▸ Objective: Figure out how many lines of the material below contain the word "句型结构". Answer with the number only.

▸ Record list:
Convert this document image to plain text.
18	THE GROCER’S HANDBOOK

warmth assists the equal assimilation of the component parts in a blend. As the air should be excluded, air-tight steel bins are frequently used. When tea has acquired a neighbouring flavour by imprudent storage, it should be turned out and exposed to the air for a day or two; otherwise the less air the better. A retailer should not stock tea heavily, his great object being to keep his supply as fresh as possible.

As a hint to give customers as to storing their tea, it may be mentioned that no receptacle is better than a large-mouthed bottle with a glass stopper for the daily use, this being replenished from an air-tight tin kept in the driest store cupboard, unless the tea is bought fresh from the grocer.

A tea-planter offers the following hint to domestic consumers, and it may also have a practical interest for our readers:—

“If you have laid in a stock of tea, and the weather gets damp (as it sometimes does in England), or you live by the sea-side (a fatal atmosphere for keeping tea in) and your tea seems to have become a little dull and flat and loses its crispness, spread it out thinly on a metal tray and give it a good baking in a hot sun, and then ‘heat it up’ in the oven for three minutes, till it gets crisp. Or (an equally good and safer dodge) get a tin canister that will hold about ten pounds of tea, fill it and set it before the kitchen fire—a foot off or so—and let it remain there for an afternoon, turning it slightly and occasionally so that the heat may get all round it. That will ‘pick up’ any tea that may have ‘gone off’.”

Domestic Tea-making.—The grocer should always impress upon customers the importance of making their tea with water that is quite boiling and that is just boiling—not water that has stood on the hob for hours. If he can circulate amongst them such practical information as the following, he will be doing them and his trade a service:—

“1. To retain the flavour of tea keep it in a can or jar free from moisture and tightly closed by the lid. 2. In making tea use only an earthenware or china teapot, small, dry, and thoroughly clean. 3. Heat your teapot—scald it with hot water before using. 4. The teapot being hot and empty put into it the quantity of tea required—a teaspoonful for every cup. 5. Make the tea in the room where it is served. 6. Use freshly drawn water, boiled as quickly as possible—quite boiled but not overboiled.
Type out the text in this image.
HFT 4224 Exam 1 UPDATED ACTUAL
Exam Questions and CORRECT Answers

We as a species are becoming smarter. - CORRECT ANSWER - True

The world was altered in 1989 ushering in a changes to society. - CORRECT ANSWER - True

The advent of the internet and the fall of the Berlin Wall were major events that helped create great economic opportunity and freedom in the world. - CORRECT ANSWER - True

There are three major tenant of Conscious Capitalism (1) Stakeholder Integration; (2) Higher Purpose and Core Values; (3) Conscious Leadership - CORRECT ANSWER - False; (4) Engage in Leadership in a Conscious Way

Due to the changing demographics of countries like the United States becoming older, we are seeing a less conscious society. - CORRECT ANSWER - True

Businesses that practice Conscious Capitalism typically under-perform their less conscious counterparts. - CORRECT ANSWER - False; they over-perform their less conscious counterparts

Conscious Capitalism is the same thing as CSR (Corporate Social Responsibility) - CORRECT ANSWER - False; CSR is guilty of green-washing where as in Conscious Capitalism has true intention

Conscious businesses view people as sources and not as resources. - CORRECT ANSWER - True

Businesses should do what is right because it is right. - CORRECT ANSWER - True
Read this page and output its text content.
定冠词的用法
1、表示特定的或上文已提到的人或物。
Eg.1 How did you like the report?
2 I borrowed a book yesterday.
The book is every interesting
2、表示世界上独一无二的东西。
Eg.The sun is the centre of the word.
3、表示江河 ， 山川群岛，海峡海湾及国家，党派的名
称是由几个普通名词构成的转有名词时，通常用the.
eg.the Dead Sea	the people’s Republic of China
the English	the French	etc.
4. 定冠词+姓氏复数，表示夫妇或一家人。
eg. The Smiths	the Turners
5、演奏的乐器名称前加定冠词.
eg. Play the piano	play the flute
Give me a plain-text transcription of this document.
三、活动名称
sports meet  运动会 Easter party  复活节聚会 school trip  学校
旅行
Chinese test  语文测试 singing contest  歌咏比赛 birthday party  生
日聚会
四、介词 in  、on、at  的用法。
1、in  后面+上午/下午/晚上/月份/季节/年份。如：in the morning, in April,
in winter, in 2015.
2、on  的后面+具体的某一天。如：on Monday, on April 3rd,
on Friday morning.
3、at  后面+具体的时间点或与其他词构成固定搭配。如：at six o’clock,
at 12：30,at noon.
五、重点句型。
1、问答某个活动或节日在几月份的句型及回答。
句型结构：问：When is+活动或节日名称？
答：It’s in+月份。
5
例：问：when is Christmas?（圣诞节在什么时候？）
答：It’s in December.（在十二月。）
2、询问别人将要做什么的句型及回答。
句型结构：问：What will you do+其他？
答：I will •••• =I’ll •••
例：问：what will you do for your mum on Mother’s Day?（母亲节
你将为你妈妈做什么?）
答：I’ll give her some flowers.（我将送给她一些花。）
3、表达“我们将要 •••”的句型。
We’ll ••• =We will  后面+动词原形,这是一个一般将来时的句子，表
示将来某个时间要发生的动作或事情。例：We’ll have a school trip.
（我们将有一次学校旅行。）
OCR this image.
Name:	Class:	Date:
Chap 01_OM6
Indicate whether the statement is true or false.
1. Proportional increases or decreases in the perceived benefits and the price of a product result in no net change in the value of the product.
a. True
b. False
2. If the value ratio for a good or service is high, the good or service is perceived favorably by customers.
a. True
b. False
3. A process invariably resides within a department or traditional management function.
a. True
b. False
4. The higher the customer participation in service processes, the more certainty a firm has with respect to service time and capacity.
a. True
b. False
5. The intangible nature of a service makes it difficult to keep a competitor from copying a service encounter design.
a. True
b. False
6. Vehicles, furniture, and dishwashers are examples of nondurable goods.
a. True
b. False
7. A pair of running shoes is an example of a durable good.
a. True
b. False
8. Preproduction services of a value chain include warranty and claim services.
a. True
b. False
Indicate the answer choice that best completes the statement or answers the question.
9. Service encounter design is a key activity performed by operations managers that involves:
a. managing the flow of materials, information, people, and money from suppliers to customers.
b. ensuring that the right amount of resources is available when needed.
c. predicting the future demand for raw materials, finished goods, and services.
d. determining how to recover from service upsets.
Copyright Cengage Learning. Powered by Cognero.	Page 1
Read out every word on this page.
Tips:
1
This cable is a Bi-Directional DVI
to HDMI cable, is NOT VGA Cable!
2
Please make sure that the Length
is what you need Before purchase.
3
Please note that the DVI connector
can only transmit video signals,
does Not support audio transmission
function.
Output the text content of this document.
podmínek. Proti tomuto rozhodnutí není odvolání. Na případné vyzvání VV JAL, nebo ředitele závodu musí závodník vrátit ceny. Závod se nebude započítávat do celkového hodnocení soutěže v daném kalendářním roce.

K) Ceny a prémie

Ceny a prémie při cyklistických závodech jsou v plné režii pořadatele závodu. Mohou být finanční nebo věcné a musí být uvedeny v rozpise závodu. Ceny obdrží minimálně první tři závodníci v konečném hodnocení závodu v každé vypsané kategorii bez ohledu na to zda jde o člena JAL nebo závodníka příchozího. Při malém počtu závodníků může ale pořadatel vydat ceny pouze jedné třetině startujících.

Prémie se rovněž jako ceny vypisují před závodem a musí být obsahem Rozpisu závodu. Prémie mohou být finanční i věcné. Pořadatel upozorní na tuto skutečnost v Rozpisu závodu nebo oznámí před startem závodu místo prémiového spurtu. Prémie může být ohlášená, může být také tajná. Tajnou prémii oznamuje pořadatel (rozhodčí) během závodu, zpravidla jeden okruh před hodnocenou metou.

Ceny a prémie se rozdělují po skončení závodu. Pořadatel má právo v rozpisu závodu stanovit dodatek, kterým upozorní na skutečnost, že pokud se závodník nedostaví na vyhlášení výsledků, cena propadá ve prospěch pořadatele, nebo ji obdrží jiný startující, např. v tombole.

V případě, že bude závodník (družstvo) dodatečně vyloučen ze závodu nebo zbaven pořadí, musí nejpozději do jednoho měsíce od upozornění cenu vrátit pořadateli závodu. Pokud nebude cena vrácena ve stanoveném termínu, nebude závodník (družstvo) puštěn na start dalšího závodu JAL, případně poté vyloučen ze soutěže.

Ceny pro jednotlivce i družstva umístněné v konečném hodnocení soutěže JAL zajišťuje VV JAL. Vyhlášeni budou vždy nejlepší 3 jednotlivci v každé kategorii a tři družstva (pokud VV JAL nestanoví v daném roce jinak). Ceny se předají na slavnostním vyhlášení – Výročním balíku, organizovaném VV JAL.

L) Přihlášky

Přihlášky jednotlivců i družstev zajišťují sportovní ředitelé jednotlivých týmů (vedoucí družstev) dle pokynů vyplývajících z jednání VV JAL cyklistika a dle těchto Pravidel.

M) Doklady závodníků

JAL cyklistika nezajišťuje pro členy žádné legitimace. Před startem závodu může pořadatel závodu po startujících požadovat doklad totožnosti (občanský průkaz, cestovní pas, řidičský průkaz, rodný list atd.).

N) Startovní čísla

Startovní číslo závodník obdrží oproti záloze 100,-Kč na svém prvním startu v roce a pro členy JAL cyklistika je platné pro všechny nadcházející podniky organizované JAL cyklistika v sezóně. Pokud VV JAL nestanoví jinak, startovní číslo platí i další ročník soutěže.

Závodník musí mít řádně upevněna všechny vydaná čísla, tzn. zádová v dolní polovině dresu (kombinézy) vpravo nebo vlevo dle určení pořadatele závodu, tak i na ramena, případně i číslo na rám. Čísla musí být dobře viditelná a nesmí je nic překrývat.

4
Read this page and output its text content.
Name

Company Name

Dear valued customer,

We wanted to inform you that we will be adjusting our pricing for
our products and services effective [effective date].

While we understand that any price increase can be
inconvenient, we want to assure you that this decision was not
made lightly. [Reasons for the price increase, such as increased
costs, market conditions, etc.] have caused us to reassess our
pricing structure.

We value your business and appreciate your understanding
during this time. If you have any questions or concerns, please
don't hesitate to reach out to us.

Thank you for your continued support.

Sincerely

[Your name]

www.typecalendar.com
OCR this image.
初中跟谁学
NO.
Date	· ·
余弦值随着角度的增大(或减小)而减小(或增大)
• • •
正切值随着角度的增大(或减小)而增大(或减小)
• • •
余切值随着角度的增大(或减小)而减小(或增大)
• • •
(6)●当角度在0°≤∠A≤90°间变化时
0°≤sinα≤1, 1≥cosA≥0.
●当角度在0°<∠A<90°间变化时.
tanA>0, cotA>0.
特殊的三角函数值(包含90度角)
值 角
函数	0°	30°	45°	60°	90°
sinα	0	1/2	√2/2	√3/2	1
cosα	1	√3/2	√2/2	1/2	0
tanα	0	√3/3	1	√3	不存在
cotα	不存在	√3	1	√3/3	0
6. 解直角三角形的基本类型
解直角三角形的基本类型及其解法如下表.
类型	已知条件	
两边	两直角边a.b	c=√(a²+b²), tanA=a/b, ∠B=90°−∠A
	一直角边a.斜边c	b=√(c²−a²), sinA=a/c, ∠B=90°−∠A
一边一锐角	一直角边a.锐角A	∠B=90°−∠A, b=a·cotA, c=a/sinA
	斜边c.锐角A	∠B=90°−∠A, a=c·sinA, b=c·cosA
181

▸ Completed exercise: 2